** start **

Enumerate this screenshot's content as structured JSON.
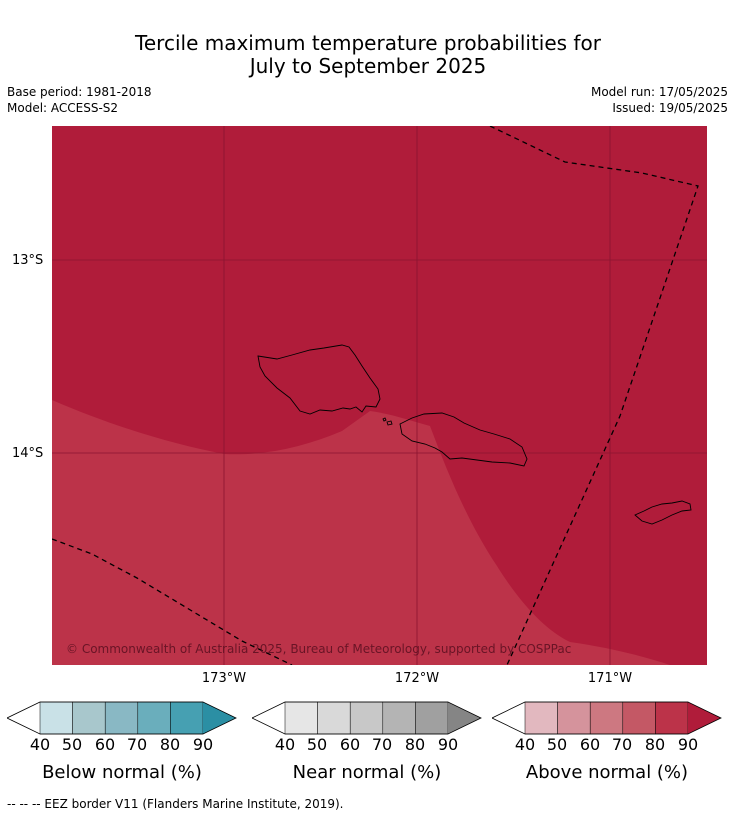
{
  "header": {
    "title_line1": "Tercile maximum temperature probabilities for",
    "title_line2": "July to September 2025",
    "base_period": "Base period: 1981-2018",
    "model": "Model: ACCESS-S2",
    "model_run": "Model run: 17/05/2025",
    "issued": "Issued: 19/05/2025"
  },
  "map": {
    "lat_labels": [
      "13°S",
      "14°S"
    ],
    "lon_labels": [
      "173°W",
      "172°W",
      "171°W"
    ],
    "copyright": "© Commonwealth of Australia 2025, Bureau of Meteorology, supported by COSPPac",
    "colors": {
      "above_80_90": "#b01c3a",
      "above_70_80": "#bc3349",
      "border": "#000000",
      "grid": "#8a1530"
    }
  },
  "legend": {
    "below": {
      "title": "Below normal (%)",
      "ticks": [
        "40",
        "50",
        "60",
        "70",
        "80",
        "90"
      ],
      "colors": [
        "#ffffff",
        "#c9e1e7",
        "#a8c7cc",
        "#89b8c4",
        "#6aaebc",
        "#46a0b2",
        "#2b8fa4"
      ]
    },
    "near": {
      "title": "Near normal (%)",
      "ticks": [
        "40",
        "50",
        "60",
        "70",
        "80",
        "90"
      ],
      "colors": [
        "#ffffff",
        "#e6e6e6",
        "#d9d9d9",
        "#c8c8c8",
        "#b4b4b4",
        "#a0a0a0",
        "#858585"
      ]
    },
    "above": {
      "title": "Above normal (%)",
      "ticks": [
        "40",
        "50",
        "60",
        "70",
        "80",
        "90"
      ],
      "colors": [
        "#ffffff",
        "#e2b8bf",
        "#d5939c",
        "#cd7881",
        "#c45865",
        "#bc3349",
        "#b01c3a"
      ]
    }
  },
  "footer": "--  --  -- EEZ border V11 (Flanders Marine Institute, 2019)."
}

** end **

YOUR TASK: Except for the pictures, copy every line of the records above exactly.

SOLUTION FOR THIS TASK:
Enumerate this screenshot's content as structured JSON.
{
  "header": {
    "title_line1": "Tercile maximum temperature probabilities for",
    "title_line2": "July to September 2025",
    "base_period": "Base period: 1981-2018",
    "model": "Model: ACCESS-S2",
    "model_run": "Model run: 17/05/2025",
    "issued": "Issued: 19/05/2025"
  },
  "map": {
    "lat_labels": [
      "13°S",
      "14°S"
    ],
    "lon_labels": [
      "173°W",
      "172°W",
      "171°W"
    ],
    "copyright": "© Commonwealth of Australia 2025, Bureau of Meteorology, supported by COSPPac",
    "colors": {
      "above_80_90": "#b01c3a",
      "above_70_80": "#bc3349",
      "border": "#000000",
      "grid": "#8a1530"
    }
  },
  "legend": {
    "below": {
      "title": "Below normal (%)",
      "ticks": [
        "40",
        "50",
        "60",
        "70",
        "80",
        "90"
      ],
      "colors": [
        "#ffffff",
        "#c9e1e7",
        "#a8c7cc",
        "#89b8c4",
        "#6aaebc",
        "#46a0b2",
        "#2b8fa4"
      ]
    },
    "near": {
      "title": "Near normal (%)",
      "ticks": [
        "40",
        "50",
        "60",
        "70",
        "80",
        "90"
      ],
      "colors": [
        "#ffffff",
        "#e6e6e6",
        "#d9d9d9",
        "#c8c8c8",
        "#b4b4b4",
        "#a0a0a0",
        "#858585"
      ]
    },
    "above": {
      "title": "Above normal (%)",
      "ticks": [
        "40",
        "50",
        "60",
        "70",
        "80",
        "90"
      ],
      "colors": [
        "#ffffff",
        "#e2b8bf",
        "#d5939c",
        "#cd7881",
        "#c45865",
        "#bc3349",
        "#b01c3a"
      ]
    }
  },
  "footer": "--  --  -- EEZ border V11 (Flanders Marine Institute, 2019)."
}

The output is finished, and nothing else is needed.